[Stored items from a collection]

※ ※ ※

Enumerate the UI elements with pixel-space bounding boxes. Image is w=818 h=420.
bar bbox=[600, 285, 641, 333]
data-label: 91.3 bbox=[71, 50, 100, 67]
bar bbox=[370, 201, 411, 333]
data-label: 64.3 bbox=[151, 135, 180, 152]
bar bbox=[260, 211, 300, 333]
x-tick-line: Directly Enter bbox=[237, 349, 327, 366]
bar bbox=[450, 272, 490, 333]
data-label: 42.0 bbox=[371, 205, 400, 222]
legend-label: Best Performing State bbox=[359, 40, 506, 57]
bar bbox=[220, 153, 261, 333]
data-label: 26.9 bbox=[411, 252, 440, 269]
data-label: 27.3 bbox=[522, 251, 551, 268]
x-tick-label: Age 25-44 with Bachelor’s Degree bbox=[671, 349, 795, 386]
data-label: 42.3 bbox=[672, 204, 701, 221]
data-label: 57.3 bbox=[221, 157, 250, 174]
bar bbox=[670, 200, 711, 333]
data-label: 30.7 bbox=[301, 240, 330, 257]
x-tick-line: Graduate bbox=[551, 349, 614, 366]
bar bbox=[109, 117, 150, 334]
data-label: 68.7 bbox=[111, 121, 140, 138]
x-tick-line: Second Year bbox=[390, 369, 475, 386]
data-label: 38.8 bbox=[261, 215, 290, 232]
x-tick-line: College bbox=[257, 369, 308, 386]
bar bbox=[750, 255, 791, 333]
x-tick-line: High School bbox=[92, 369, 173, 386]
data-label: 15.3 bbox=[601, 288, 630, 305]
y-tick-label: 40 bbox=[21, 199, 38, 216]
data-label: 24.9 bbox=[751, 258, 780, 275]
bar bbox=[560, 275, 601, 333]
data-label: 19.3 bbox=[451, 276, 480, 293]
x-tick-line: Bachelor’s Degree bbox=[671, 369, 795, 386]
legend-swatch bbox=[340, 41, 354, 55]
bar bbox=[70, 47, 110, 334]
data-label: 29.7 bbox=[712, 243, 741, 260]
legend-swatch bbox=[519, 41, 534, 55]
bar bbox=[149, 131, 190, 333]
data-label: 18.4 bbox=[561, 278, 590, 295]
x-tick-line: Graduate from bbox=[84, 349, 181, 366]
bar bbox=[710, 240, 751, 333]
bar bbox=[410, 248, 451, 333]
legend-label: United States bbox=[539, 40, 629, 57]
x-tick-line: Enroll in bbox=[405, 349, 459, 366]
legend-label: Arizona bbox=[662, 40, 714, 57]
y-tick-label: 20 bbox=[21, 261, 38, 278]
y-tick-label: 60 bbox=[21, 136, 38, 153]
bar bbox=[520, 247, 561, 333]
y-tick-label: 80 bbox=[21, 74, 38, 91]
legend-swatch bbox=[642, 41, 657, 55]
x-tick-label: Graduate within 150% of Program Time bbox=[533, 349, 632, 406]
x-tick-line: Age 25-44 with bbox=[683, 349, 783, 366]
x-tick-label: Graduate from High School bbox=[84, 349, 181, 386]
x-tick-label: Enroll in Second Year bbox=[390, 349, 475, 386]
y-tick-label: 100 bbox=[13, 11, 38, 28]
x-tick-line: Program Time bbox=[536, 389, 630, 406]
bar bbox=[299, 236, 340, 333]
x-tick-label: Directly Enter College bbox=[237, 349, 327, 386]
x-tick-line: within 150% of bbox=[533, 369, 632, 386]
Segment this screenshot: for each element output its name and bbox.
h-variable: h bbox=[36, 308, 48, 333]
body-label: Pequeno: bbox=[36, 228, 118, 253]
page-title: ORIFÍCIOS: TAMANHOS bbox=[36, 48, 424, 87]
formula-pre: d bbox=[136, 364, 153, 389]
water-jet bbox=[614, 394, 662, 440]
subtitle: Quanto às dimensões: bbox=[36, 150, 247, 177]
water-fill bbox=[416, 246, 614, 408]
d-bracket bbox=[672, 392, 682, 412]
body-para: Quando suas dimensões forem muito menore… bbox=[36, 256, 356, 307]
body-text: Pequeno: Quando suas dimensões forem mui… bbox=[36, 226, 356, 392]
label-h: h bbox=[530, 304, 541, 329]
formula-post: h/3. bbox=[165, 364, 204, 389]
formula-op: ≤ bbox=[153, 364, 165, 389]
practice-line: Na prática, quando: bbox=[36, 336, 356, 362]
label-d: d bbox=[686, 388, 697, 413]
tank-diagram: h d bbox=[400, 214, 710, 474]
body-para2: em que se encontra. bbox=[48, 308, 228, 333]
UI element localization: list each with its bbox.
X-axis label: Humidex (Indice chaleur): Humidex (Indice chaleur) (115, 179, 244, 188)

※ ※ ※

> [INSTRUCTIONS TO FOLLOW]: Please print every one of the items above again, keeping each line unchanged.

> [COMPLETE RESPONSE]:
Enumerate the UI elements with pixel-space bounding boxes. Image is w=818 h=420.
bar bbox=[600, 285, 641, 333]
data-label: 91.3 bbox=[71, 50, 100, 67]
bar bbox=[370, 201, 411, 333]
data-label: 64.3 bbox=[151, 135, 180, 152]
bar bbox=[260, 211, 300, 333]
x-tick-line: Directly Enter bbox=[237, 349, 327, 366]
bar bbox=[450, 272, 490, 333]
data-label: 42.0 bbox=[371, 205, 400, 222]
legend-label: Best Performing State bbox=[359, 40, 506, 57]
bar bbox=[220, 153, 261, 333]
data-label: 26.9 bbox=[411, 252, 440, 269]
data-label: 27.3 bbox=[522, 251, 551, 268]
x-tick-label: Age 25-44 with Bachelor’s Degree bbox=[671, 349, 795, 386]
data-label: 42.3 bbox=[672, 204, 701, 221]
data-label: 57.3 bbox=[221, 157, 250, 174]
bar bbox=[670, 200, 711, 333]
data-label: 30.7 bbox=[301, 240, 330, 257]
x-tick-line: Graduate bbox=[551, 349, 614, 366]
bar bbox=[109, 117, 150, 334]
data-label: 68.7 bbox=[111, 121, 140, 138]
x-tick-line: Second Year bbox=[390, 369, 475, 386]
data-label: 38.8 bbox=[261, 215, 290, 232]
x-tick-line: College bbox=[257, 369, 308, 386]
bar bbox=[750, 255, 791, 333]
x-tick-line: High School bbox=[92, 369, 173, 386]
data-label: 15.3 bbox=[601, 288, 630, 305]
y-tick-label: 40 bbox=[21, 199, 38, 216]
data-label: 24.9 bbox=[751, 258, 780, 275]
bar bbox=[560, 275, 601, 333]
data-label: 19.3 bbox=[451, 276, 480, 293]
x-tick-line: Bachelor’s Degree bbox=[671, 369, 795, 386]
legend-swatch bbox=[340, 41, 354, 55]
bar bbox=[70, 47, 110, 334]
data-label: 29.7 bbox=[712, 243, 741, 260]
legend-swatch bbox=[519, 41, 534, 55]
bar bbox=[149, 131, 190, 333]
data-label: 18.4 bbox=[561, 278, 590, 295]
x-tick-line: Graduate from bbox=[84, 349, 181, 366]
bar bbox=[710, 240, 751, 333]
bar bbox=[410, 248, 451, 333]
legend-label: United States bbox=[539, 40, 629, 57]
x-tick-line: Enroll in bbox=[405, 349, 459, 366]
legend-label: Arizona bbox=[662, 40, 714, 57]
y-tick-label: 20 bbox=[21, 261, 38, 278]
y-tick-label: 60 bbox=[21, 136, 38, 153]
bar bbox=[520, 247, 561, 333]
y-tick-label: 80 bbox=[21, 74, 38, 91]
legend-swatch bbox=[642, 41, 657, 55]
x-tick-label: Graduate within 150% of Program Time bbox=[533, 349, 632, 406]
x-tick-line: Age 25-44 with bbox=[683, 349, 783, 366]
x-tick-label: Graduate from High School bbox=[84, 349, 181, 386]
x-tick-label: Enroll in Second Year bbox=[390, 349, 475, 386]
y-tick-label: 100 bbox=[13, 11, 38, 28]
x-tick-line: Program Time bbox=[536, 389, 630, 406]
bar bbox=[299, 236, 340, 333]
x-tick-label: Directly Enter College bbox=[237, 349, 327, 386]
x-tick-line: within 150% of bbox=[533, 369, 632, 386]
Segment this screenshot: for each element output its name and bbox.
h-variable: h bbox=[36, 308, 48, 333]
body-label: Pequeno: bbox=[36, 228, 118, 253]
page-title: ORIFÍCIOS: TAMANHOS bbox=[36, 48, 424, 87]
formula-pre: d bbox=[136, 364, 153, 389]
water-jet bbox=[614, 394, 662, 440]
subtitle: Quanto às dimensões: bbox=[36, 150, 247, 177]
water-fill bbox=[416, 246, 614, 408]
d-bracket bbox=[672, 392, 682, 412]
body-para: Quando suas dimensões forem muito menore… bbox=[36, 256, 356, 307]
body-text: Pequeno: Quando suas dimensões forem mui… bbox=[36, 226, 356, 392]
label-h: h bbox=[530, 304, 541, 329]
formula-post: h/3. bbox=[165, 364, 204, 389]
formula-op: ≤ bbox=[153, 364, 165, 389]
practice-line: Na prática, quando: bbox=[36, 336, 356, 362]
label-d: d bbox=[686, 388, 697, 413]
tank-diagram: h d bbox=[400, 214, 710, 474]
body-para2: em que se encontra. bbox=[48, 308, 228, 333]
UI element localization: list each with its bbox.
X-axis label: Humidex (Indice chaleur): Humidex (Indice chaleur) (115, 179, 244, 188)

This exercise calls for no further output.